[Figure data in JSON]
** START **

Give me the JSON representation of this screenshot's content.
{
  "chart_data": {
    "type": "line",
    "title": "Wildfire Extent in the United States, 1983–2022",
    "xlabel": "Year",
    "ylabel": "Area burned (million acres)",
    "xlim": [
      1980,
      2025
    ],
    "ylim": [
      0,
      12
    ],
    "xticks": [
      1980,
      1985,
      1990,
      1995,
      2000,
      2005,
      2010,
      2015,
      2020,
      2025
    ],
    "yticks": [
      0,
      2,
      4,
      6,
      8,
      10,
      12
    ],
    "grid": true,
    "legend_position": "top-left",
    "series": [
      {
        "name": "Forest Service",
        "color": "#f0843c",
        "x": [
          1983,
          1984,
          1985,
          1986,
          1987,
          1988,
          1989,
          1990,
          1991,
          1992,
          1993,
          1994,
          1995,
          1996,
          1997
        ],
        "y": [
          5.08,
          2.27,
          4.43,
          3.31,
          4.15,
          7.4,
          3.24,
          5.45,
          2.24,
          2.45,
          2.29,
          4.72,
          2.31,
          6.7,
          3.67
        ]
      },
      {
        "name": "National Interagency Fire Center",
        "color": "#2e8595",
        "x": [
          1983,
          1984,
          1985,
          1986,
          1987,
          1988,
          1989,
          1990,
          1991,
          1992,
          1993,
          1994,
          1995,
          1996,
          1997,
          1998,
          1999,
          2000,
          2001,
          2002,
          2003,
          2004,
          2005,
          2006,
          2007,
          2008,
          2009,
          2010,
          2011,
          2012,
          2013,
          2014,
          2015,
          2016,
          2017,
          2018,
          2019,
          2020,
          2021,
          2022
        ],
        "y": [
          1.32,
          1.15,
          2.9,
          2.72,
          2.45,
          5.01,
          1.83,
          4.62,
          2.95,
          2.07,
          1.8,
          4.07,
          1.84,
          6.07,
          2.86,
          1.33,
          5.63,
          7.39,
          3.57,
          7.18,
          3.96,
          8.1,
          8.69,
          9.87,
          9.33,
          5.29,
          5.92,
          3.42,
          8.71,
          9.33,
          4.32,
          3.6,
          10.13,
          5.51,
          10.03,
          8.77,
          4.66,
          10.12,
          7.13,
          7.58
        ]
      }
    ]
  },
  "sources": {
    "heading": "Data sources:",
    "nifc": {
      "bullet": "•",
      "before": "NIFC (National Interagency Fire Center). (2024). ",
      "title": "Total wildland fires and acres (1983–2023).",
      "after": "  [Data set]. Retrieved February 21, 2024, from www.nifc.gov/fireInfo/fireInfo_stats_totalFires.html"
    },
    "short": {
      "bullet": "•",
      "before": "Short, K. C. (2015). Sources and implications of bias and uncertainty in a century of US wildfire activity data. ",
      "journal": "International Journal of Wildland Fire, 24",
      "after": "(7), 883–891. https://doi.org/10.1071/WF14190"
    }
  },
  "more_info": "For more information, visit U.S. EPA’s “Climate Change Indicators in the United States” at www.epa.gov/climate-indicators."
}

** END **

- _Objective_: Give all the records again. Match them exactly.

- _Written solution_:
Give me the JSON representation of this screenshot's content.
{
  "chart_data": {
    "type": "line",
    "title": "Wildfire Extent in the United States, 1983–2022",
    "xlabel": "Year",
    "ylabel": "Area burned (million acres)",
    "xlim": [
      1980,
      2025
    ],
    "ylim": [
      0,
      12
    ],
    "xticks": [
      1980,
      1985,
      1990,
      1995,
      2000,
      2005,
      2010,
      2015,
      2020,
      2025
    ],
    "yticks": [
      0,
      2,
      4,
      6,
      8,
      10,
      12
    ],
    "grid": true,
    "legend_position": "top-left",
    "series": [
      {
        "name": "Forest Service",
        "color": "#f0843c",
        "x": [
          1983,
          1984,
          1985,
          1986,
          1987,
          1988,
          1989,
          1990,
          1991,
          1992,
          1993,
          1994,
          1995,
          1996,
          1997
        ],
        "y": [
          5.08,
          2.27,
          4.43,
          3.31,
          4.15,
          7.4,
          3.24,
          5.45,
          2.24,
          2.45,
          2.29,
          4.72,
          2.31,
          6.7,
          3.67
        ]
      },
      {
        "name": "National Interagency Fire Center",
        "color": "#2e8595",
        "x": [
          1983,
          1984,
          1985,
          1986,
          1987,
          1988,
          1989,
          1990,
          1991,
          1992,
          1993,
          1994,
          1995,
          1996,
          1997,
          1998,
          1999,
          2000,
          2001,
          2002,
          2003,
          2004,
          2005,
          2006,
          2007,
          2008,
          2009,
          2010,
          2011,
          2012,
          2013,
          2014,
          2015,
          2016,
          2017,
          2018,
          2019,
          2020,
          2021,
          2022
        ],
        "y": [
          1.32,
          1.15,
          2.9,
          2.72,
          2.45,
          5.01,
          1.83,
          4.62,
          2.95,
          2.07,
          1.8,
          4.07,
          1.84,
          6.07,
          2.86,
          1.33,
          5.63,
          7.39,
          3.57,
          7.18,
          3.96,
          8.1,
          8.69,
          9.87,
          9.33,
          5.29,
          5.92,
          3.42,
          8.71,
          9.33,
          4.32,
          3.6,
          10.13,
          5.51,
          10.03,
          8.77,
          4.66,
          10.12,
          7.13,
          7.58
        ]
      }
    ]
  },
  "sources": {
    "heading": "Data sources:",
    "nifc": {
      "bullet": "•",
      "before": "NIFC (National Interagency Fire Center). (2024). ",
      "title": "Total wildland fires and acres (1983–2023).",
      "after": "  [Data set]. Retrieved February 21, 2024, from www.nifc.gov/fireInfo/fireInfo_stats_totalFires.html"
    },
    "short": {
      "bullet": "•",
      "before": "Short, K. C. (2015). Sources and implications of bias and uncertainty in a century of US wildfire activity data. ",
      "journal": "International Journal of Wildland Fire, 24",
      "after": "(7), 883–891. https://doi.org/10.1071/WF14190"
    }
  },
  "more_info": "For more information, visit U.S. EPA’s “Climate Change Indicators in the United States” at www.epa.gov/climate-indicators."
}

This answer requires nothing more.